> _ROWS_:
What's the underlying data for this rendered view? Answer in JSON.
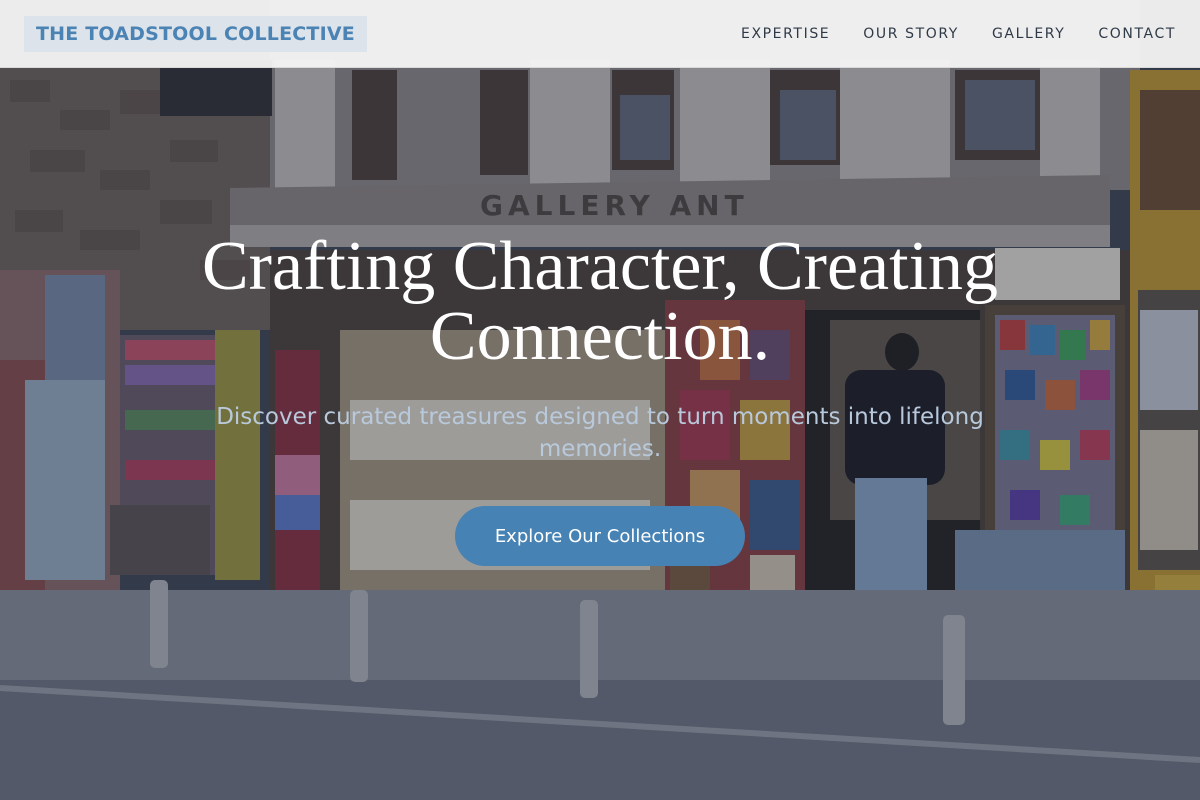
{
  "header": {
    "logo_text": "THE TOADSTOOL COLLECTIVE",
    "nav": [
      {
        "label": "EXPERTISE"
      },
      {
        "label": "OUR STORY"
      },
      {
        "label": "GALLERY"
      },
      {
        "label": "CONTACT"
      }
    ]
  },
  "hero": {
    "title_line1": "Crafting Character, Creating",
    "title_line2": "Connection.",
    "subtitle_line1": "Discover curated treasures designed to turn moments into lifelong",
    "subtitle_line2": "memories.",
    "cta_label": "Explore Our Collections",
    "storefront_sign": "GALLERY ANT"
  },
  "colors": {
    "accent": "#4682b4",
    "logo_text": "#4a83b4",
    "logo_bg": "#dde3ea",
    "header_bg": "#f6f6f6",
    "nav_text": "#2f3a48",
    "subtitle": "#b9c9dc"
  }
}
...
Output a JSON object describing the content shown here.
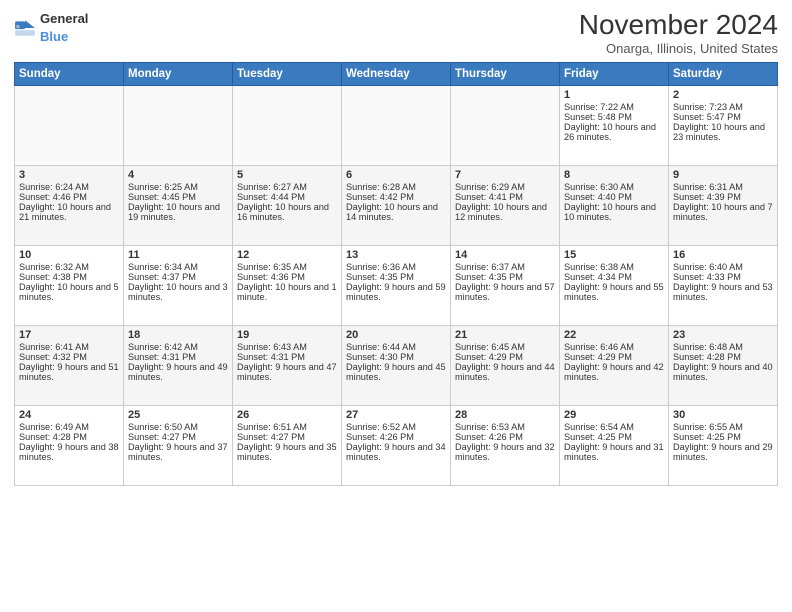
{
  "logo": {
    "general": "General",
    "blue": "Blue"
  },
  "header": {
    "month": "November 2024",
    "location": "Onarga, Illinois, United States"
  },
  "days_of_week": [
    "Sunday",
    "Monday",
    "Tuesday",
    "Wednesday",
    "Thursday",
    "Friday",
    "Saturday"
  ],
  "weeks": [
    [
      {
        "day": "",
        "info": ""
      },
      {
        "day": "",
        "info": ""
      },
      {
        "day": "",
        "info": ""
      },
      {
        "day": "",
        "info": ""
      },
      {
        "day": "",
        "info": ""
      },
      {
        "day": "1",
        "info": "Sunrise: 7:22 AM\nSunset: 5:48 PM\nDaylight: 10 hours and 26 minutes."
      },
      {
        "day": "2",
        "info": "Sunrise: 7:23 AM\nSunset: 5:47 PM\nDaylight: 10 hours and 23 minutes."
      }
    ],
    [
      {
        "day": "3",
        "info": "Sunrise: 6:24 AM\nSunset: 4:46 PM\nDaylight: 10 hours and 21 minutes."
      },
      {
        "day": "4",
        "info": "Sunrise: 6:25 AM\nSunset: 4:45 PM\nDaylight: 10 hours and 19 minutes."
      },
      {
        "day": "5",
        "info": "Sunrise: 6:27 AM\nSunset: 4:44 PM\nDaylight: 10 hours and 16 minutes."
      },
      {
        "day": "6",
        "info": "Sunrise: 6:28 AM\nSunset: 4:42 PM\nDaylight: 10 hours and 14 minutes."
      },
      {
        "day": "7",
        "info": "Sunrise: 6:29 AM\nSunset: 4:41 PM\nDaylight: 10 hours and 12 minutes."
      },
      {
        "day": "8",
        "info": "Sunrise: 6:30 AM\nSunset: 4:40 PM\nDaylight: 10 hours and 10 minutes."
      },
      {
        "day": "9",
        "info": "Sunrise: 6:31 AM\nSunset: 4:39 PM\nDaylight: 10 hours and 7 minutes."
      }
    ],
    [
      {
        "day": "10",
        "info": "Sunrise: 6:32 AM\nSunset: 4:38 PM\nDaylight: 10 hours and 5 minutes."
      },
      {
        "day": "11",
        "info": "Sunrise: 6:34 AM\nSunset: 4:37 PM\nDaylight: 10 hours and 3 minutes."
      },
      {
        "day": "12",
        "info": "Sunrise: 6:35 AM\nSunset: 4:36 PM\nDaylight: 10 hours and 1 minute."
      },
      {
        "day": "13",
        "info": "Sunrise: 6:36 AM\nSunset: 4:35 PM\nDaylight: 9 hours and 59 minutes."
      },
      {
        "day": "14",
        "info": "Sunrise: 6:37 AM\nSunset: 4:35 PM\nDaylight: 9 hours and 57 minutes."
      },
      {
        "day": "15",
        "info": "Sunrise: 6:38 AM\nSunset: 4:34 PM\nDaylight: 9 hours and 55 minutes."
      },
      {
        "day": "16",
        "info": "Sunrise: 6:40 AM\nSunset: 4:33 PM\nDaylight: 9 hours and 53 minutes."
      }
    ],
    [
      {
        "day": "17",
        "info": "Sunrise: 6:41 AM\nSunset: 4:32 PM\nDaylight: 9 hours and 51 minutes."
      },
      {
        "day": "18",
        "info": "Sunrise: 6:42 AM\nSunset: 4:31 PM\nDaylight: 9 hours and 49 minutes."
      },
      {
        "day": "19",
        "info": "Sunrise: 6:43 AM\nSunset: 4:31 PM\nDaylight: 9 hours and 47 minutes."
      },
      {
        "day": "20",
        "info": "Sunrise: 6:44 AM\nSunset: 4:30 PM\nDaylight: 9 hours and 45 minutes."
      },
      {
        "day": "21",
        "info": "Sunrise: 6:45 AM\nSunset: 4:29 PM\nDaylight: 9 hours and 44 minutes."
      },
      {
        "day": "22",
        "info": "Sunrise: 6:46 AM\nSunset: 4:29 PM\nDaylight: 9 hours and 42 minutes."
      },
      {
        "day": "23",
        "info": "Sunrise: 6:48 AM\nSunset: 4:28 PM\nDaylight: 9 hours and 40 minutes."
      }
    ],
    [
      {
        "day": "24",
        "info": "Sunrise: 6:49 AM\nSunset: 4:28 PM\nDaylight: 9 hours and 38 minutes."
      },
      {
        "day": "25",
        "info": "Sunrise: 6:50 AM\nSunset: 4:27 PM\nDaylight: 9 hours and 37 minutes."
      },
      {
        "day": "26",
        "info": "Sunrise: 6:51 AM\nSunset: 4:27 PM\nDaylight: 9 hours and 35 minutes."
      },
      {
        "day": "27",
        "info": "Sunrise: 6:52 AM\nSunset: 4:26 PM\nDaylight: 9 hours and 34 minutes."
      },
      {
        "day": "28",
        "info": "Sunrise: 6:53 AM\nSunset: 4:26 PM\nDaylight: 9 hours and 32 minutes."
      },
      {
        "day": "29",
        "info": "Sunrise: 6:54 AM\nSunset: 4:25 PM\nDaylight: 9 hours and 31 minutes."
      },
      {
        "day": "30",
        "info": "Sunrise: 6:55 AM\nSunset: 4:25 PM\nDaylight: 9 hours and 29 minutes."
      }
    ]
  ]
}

> _TASK_: In the records above, locate every line with the string "JSON" and copy it.

> _RIGHT ANSWER_:
What's the underlying data for this rendered view? Answer in JSON.
Output a JSON object describing the content shown here.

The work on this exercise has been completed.